__To be done__:
For the copy, please give all of the data again exactly and leave the pictures out.

··· Task material

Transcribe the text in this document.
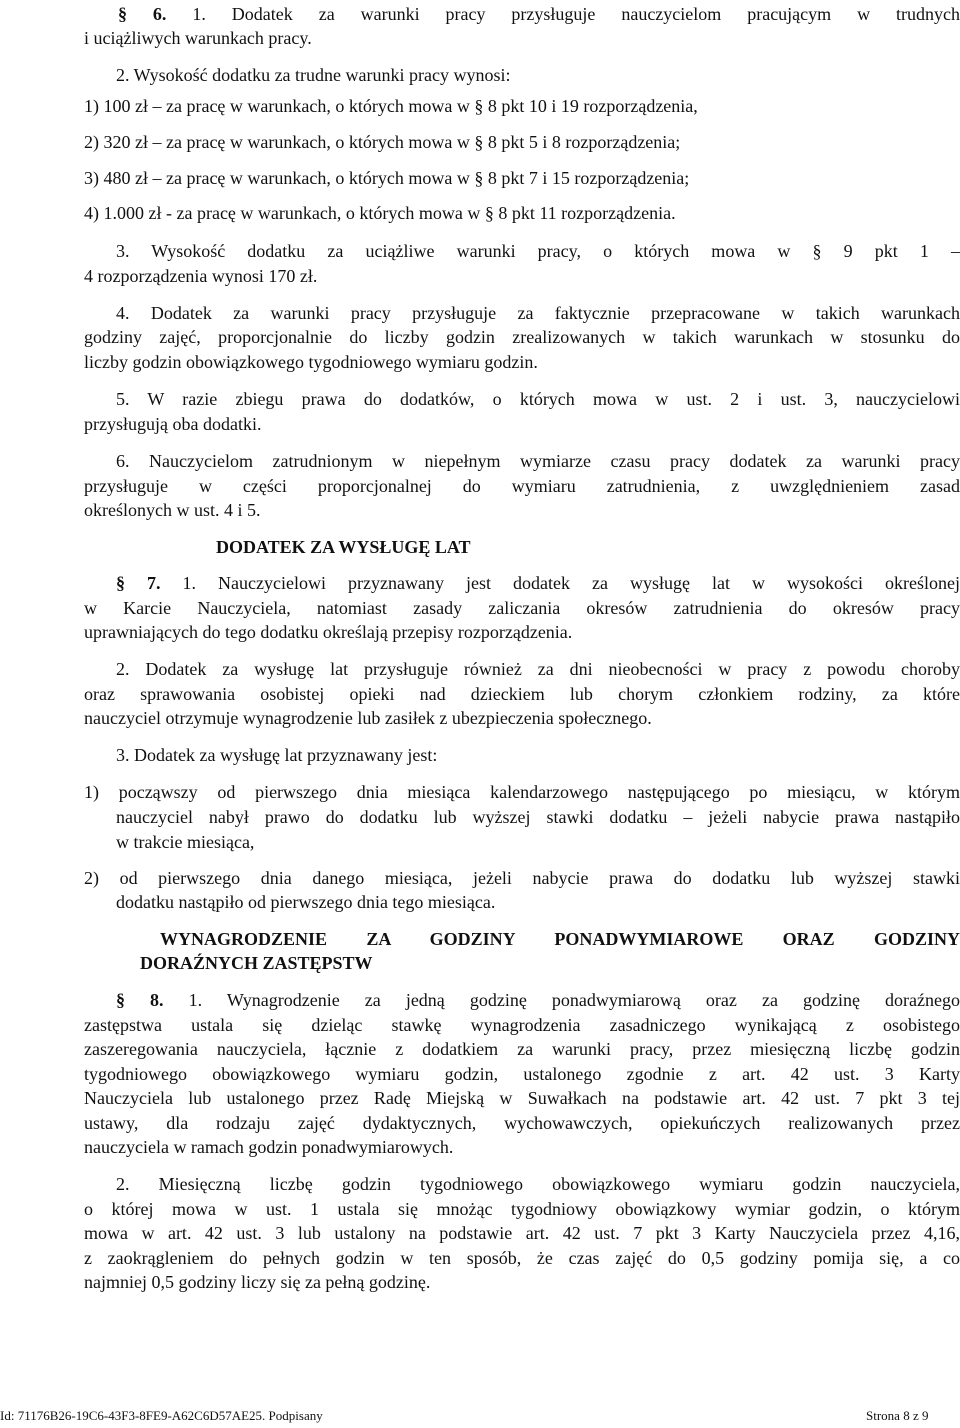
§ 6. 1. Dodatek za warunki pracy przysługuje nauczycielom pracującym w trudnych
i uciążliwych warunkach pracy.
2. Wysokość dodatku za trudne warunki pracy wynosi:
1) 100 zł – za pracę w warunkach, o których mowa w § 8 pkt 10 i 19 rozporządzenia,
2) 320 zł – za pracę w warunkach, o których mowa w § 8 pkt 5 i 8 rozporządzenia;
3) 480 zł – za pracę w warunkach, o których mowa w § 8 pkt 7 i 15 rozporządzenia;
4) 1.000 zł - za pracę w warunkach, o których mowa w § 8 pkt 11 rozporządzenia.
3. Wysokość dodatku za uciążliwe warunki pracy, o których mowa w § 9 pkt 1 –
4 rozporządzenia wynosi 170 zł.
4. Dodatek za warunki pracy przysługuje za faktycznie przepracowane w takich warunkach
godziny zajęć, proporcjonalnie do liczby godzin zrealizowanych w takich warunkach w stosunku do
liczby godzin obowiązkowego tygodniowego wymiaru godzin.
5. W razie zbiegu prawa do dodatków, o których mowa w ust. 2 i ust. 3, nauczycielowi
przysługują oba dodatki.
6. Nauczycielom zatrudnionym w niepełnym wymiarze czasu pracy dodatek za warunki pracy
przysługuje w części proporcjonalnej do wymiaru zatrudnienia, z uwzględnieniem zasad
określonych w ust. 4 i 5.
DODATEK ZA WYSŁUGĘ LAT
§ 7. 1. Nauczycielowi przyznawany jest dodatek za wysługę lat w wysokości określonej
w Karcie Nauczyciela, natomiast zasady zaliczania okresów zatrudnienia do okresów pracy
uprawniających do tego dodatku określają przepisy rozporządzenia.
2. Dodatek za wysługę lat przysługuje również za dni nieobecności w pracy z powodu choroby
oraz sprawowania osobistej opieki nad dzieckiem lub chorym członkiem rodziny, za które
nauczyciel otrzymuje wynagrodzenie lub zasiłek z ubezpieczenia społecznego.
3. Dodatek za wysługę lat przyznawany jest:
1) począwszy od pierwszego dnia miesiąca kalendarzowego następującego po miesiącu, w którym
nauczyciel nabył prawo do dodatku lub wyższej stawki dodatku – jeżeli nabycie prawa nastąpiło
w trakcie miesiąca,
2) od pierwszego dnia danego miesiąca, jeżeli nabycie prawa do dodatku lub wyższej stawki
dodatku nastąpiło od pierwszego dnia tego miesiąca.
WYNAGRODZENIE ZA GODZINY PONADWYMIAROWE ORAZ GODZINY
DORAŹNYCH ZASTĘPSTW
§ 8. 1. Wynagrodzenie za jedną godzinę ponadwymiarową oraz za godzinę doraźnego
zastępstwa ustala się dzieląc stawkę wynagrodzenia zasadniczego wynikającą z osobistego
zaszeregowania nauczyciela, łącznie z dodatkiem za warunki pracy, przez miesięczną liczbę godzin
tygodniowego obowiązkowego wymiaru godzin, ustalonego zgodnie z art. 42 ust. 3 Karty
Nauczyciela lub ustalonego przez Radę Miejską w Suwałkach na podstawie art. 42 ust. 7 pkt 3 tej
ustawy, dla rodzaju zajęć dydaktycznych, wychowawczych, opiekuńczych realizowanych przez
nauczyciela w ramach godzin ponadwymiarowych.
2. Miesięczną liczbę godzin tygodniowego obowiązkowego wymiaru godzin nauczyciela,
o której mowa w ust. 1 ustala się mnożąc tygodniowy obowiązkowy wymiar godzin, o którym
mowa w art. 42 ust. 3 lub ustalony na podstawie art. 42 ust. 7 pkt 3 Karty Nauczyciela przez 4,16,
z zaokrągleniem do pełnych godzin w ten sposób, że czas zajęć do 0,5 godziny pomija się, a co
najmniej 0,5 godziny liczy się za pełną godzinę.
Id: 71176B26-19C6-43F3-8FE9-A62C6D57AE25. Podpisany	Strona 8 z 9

······

__Result for this task__:
Transcribe the text in this document.
§ 6. 1. Dodatek za warunki pracy przysługuje nauczycielom pracującym w trudnych
i uciążliwych warunkach pracy.
2. Wysokość dodatku za trudne warunki pracy wynosi:
1) 100 zł – za pracę w warunkach, o których mowa w § 8 pkt 10 i 19 rozporządzenia,
2) 320 zł – za pracę w warunkach, o których mowa w § 8 pkt 5 i 8 rozporządzenia;
3) 480 zł – za pracę w warunkach, o których mowa w § 8 pkt 7 i 15 rozporządzenia;
4) 1.000 zł - za pracę w warunkach, o których mowa w § 8 pkt 11 rozporządzenia.
3. Wysokość dodatku za uciążliwe warunki pracy, o których mowa w § 9 pkt 1 –
4 rozporządzenia wynosi 170 zł.
4. Dodatek za warunki pracy przysługuje za faktycznie przepracowane w takich warunkach
godziny zajęć, proporcjonalnie do liczby godzin zrealizowanych w takich warunkach w stosunku do
liczby godzin obowiązkowego tygodniowego wymiaru godzin.
5. W razie zbiegu prawa do dodatków, o których mowa w ust. 2 i ust. 3, nauczycielowi
przysługują oba dodatki.
6. Nauczycielom zatrudnionym w niepełnym wymiarze czasu pracy dodatek za warunki pracy
przysługuje w części proporcjonalnej do wymiaru zatrudnienia, z uwzględnieniem zasad
określonych w ust. 4 i 5.
DODATEK ZA WYSŁUGĘ LAT
§ 7. 1. Nauczycielowi przyznawany jest dodatek za wysługę lat w wysokości określonej
w Karcie Nauczyciela, natomiast zasady zaliczania okresów zatrudnienia do okresów pracy
uprawniających do tego dodatku określają przepisy rozporządzenia.
2. Dodatek za wysługę lat przysługuje również za dni nieobecności w pracy z powodu choroby
oraz sprawowania osobistej opieki nad dzieckiem lub chorym członkiem rodziny, za które
nauczyciel otrzymuje wynagrodzenie lub zasiłek z ubezpieczenia społecznego.
3. Dodatek za wysługę lat przyznawany jest:
1) począwszy od pierwszego dnia miesiąca kalendarzowego następującego po miesiącu, w którym
nauczyciel nabył prawo do dodatku lub wyższej stawki dodatku – jeżeli nabycie prawa nastąpiło
w trakcie miesiąca,
2) od pierwszego dnia danego miesiąca, jeżeli nabycie prawa do dodatku lub wyższej stawki
dodatku nastąpiło od pierwszego dnia tego miesiąca.
WYNAGRODZENIE ZA GODZINY PONADWYMIAROWE ORAZ GODZINY
DORAŹNYCH ZASTĘPSTW
§ 8. 1. Wynagrodzenie za jedną godzinę ponadwymiarową oraz za godzinę doraźnego
zastępstwa ustala się dzieląc stawkę wynagrodzenia zasadniczego wynikającą z osobistego
zaszeregowania nauczyciela, łącznie z dodatkiem za warunki pracy, przez miesięczną liczbę godzin
tygodniowego obowiązkowego wymiaru godzin, ustalonego zgodnie z art. 42 ust. 3 Karty
Nauczyciela lub ustalonego przez Radę Miejską w Suwałkach na podstawie art. 42 ust. 7 pkt 3 tej
ustawy, dla rodzaju zajęć dydaktycznych, wychowawczych, opiekuńczych realizowanych przez
nauczyciela w ramach godzin ponadwymiarowych.
2. Miesięczną liczbę godzin tygodniowego obowiązkowego wymiaru godzin nauczyciela,
o której mowa w ust. 1 ustala się mnożąc tygodniowy obowiązkowy wymiar godzin, o którym
mowa w art. 42 ust. 3 lub ustalony na podstawie art. 42 ust. 7 pkt 3 Karty Nauczyciela przez 4,16,
z zaokrągleniem do pełnych godzin w ten sposób, że czas zajęć do 0,5 godziny pomija się, a co
najmniej 0,5 godziny liczy się za pełną godzinę.
Id: 71176B26-19C6-43F3-8FE9-A62C6D57AE25. Podpisany	Strona 8 z 9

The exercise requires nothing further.